*WRITTEN INSTRUCTION*
Find the lines with the string "this" and return them.

*PROVIDED ENTRIES*
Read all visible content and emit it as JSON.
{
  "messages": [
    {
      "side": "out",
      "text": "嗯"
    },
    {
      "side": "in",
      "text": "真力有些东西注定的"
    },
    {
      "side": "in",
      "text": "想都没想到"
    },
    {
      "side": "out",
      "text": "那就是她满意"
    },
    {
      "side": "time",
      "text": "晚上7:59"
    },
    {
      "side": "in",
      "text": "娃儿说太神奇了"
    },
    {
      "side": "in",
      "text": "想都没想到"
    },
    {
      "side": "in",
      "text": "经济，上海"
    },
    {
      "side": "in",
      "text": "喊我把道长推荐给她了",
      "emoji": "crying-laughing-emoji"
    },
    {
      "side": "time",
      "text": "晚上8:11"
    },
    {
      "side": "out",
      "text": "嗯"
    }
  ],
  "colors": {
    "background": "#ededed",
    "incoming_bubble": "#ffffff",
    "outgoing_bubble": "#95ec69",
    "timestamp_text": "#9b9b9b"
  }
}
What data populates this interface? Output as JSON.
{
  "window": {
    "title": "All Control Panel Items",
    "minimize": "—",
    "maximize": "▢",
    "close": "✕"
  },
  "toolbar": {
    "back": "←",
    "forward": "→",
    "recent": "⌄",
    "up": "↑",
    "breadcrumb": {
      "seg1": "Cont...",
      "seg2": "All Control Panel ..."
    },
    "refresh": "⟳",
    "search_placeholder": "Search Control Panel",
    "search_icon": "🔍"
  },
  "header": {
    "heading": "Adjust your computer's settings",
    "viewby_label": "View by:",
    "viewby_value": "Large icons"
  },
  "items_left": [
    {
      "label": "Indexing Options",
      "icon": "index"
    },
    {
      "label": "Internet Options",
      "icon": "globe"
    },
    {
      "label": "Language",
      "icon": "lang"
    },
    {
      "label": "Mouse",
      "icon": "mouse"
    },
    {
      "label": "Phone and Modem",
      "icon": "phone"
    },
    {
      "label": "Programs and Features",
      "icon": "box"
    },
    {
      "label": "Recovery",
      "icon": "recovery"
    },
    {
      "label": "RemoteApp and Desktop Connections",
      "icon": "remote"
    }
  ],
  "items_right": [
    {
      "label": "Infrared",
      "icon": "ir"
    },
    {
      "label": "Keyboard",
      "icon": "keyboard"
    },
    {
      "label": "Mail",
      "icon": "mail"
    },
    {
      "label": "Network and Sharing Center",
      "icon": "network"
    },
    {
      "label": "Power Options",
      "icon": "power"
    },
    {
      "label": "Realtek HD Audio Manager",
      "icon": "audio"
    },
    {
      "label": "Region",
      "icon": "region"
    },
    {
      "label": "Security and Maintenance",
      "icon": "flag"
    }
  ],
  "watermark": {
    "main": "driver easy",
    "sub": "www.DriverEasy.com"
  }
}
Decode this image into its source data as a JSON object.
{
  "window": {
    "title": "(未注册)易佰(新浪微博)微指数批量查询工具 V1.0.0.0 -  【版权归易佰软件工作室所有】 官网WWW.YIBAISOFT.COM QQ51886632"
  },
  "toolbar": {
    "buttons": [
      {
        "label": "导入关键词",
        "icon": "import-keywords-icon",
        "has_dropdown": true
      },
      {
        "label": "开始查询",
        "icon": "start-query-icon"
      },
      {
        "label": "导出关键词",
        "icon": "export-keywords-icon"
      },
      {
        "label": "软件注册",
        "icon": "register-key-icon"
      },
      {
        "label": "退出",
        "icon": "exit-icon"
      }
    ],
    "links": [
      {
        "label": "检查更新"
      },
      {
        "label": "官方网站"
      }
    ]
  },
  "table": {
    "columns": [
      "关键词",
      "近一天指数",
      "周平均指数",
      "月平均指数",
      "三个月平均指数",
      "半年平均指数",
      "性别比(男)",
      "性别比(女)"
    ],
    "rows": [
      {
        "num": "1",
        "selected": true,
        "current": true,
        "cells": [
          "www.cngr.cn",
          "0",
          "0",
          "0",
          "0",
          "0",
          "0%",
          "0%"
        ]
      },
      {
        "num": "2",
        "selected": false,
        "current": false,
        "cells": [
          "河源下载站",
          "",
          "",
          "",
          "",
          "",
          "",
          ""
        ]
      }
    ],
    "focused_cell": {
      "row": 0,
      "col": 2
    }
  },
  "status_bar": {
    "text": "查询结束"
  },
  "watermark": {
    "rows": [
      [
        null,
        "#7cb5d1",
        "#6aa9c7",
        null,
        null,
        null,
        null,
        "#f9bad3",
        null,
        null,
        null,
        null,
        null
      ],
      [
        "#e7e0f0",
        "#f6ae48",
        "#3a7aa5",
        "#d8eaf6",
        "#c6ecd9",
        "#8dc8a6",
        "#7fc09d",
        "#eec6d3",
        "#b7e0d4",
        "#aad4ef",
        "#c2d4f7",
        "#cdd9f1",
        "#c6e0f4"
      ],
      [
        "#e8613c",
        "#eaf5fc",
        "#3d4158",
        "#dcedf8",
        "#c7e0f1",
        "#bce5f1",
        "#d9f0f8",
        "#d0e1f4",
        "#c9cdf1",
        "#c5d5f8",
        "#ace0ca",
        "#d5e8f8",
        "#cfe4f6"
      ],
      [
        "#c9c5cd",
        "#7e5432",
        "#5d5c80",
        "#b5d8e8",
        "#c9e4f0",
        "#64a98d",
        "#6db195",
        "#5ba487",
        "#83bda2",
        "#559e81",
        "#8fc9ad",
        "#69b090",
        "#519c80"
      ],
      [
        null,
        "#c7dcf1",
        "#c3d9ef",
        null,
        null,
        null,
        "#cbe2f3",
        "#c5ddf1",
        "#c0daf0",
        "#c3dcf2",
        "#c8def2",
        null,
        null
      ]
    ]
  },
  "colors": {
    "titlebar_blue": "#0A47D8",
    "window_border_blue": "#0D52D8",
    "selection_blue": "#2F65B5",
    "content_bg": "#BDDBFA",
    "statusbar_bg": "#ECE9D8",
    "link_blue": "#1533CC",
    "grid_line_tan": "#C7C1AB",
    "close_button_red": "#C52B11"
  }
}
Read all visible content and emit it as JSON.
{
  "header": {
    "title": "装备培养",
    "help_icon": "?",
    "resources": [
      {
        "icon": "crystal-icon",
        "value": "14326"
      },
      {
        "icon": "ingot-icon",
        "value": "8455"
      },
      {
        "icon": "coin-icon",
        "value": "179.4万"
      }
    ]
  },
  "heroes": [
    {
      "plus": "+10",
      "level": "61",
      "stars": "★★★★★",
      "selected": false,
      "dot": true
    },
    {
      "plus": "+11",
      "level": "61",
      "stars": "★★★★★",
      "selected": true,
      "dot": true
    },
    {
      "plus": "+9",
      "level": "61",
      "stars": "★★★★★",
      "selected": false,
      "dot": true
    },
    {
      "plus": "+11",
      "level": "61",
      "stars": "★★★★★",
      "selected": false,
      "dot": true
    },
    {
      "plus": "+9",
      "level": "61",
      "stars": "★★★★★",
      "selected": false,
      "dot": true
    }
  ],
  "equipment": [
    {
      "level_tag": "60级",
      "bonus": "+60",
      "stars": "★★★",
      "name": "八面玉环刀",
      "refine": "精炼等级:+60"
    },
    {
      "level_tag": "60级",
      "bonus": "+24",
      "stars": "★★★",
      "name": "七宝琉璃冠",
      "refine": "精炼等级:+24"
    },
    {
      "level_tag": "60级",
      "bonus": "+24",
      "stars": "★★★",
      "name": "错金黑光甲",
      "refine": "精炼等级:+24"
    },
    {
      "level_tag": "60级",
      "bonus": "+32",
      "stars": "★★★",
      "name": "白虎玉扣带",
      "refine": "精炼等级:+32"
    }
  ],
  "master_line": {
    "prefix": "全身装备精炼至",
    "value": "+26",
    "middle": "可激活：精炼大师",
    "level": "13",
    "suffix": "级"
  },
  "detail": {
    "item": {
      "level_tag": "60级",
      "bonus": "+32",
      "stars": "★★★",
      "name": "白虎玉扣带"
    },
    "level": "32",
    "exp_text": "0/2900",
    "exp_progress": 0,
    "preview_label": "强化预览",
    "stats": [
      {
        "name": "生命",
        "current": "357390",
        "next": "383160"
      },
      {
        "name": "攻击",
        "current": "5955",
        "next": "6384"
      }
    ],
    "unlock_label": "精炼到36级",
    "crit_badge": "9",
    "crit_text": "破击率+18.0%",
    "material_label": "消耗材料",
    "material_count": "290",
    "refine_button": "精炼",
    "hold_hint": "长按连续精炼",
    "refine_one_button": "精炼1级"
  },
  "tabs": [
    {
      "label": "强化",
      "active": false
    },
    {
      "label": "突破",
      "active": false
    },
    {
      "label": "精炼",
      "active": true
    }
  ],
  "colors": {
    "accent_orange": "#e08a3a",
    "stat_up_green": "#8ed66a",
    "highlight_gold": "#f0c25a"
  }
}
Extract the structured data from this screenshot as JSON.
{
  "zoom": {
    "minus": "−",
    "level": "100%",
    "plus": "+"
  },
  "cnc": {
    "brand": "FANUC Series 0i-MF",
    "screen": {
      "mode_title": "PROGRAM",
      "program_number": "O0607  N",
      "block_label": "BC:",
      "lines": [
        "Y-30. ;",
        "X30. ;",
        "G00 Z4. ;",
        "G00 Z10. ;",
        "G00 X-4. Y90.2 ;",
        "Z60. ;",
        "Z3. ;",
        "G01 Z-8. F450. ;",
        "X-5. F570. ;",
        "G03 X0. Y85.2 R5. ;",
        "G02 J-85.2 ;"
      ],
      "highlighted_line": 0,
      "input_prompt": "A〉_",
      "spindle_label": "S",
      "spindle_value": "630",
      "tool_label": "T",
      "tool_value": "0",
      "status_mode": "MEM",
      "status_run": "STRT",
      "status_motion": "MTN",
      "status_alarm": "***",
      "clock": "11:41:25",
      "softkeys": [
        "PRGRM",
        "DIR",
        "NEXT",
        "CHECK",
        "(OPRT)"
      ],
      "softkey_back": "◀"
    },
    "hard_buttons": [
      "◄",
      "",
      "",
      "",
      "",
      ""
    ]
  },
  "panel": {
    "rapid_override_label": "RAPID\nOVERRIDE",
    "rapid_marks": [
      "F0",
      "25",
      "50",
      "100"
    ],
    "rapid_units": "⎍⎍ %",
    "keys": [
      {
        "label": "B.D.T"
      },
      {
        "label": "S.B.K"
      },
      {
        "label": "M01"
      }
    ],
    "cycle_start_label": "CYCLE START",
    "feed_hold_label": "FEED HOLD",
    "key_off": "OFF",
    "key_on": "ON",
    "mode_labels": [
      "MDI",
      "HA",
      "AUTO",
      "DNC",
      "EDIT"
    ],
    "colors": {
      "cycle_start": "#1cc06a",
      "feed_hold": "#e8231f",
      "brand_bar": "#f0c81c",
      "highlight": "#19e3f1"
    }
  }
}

*FULL SOLUTION*
What data populates this interface? Output as JSON.
Decode this image into its source data as a JSON object.
Extract the structured data from this screenshot as JSON.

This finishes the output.